WHAT YOU ARE ASKED TO DO — Reproduce the records below exactly as they appear.

···

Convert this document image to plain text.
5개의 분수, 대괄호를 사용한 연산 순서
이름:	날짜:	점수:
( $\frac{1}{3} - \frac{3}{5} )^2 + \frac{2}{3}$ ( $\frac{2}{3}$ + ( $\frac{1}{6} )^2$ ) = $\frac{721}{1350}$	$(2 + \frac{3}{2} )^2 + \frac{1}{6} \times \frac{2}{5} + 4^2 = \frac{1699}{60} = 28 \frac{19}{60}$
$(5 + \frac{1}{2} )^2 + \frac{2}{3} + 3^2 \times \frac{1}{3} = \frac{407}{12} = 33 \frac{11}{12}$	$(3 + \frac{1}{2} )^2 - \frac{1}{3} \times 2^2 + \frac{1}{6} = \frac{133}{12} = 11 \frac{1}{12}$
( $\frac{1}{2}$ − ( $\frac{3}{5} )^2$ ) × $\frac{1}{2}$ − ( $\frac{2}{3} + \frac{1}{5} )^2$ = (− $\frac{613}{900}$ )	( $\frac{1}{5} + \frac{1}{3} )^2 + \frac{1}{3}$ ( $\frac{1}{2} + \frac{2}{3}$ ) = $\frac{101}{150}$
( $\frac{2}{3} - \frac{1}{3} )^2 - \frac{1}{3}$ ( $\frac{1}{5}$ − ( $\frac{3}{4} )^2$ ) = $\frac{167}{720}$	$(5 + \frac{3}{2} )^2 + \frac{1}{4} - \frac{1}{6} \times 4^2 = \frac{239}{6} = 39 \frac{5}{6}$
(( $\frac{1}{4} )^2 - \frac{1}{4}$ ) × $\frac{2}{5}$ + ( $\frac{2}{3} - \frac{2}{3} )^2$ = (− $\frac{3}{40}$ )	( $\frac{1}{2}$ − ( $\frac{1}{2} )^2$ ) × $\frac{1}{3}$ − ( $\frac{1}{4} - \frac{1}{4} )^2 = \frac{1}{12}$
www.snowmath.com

···

RESPONSE TO THIS EXERCISE —
Convert this document image to plain text.
5개의 분수, 대괄호를 사용한 연산 순서
이름:	날짜:	점수:
( $\frac{1}{3} - \frac{3}{5} )^2 + \frac{2}{3}$ ( $\frac{2}{3}$ + ( $\frac{1}{6} )^2$ ) = $\frac{721}{1350}$	$(2 + \frac{3}{2} )^2 + \frac{1}{6} \times \frac{2}{5} + 4^2 = \frac{1699}{60} = 28 \frac{19}{60}$
$(5 + \frac{1}{2} )^2 + \frac{2}{3} + 3^2 \times \frac{1}{3} = \frac{407}{12} = 33 \frac{11}{12}$	$(3 + \frac{1}{2} )^2 - \frac{1}{3} \times 2^2 + \frac{1}{6} = \frac{133}{12} = 11 \frac{1}{12}$
( $\frac{1}{2}$ − ( $\frac{3}{5} )^2$ ) × $\frac{1}{2}$ − ( $\frac{2}{3} + \frac{1}{5} )^2$ = (− $\frac{613}{900}$ )	( $\frac{1}{5} + \frac{1}{3} )^2 + \frac{1}{3}$ ( $\frac{1}{2} + \frac{2}{3}$ ) = $\frac{101}{150}$
( $\frac{2}{3} - \frac{1}{3} )^2 - \frac{1}{3}$ ( $\frac{1}{5}$ − ( $\frac{3}{4} )^2$ ) = $\frac{167}{720}$	$(5 + \frac{3}{2} )^2 + \frac{1}{4} - \frac{1}{6} \times 4^2 = \frac{239}{6} = 39 \frac{5}{6}$
(( $\frac{1}{4} )^2 - \frac{1}{4}$ ) × $\frac{2}{5}$ + ( $\frac{2}{3} - \frac{2}{3} )^2$ = (− $\frac{3}{40}$ )	( $\frac{1}{2}$ − ( $\frac{1}{2} )^2$ ) × $\frac{1}{3}$ − ( $\frac{1}{4} - \frac{1}{4} )^2 = \frac{1}{12}$
www.snowmath.com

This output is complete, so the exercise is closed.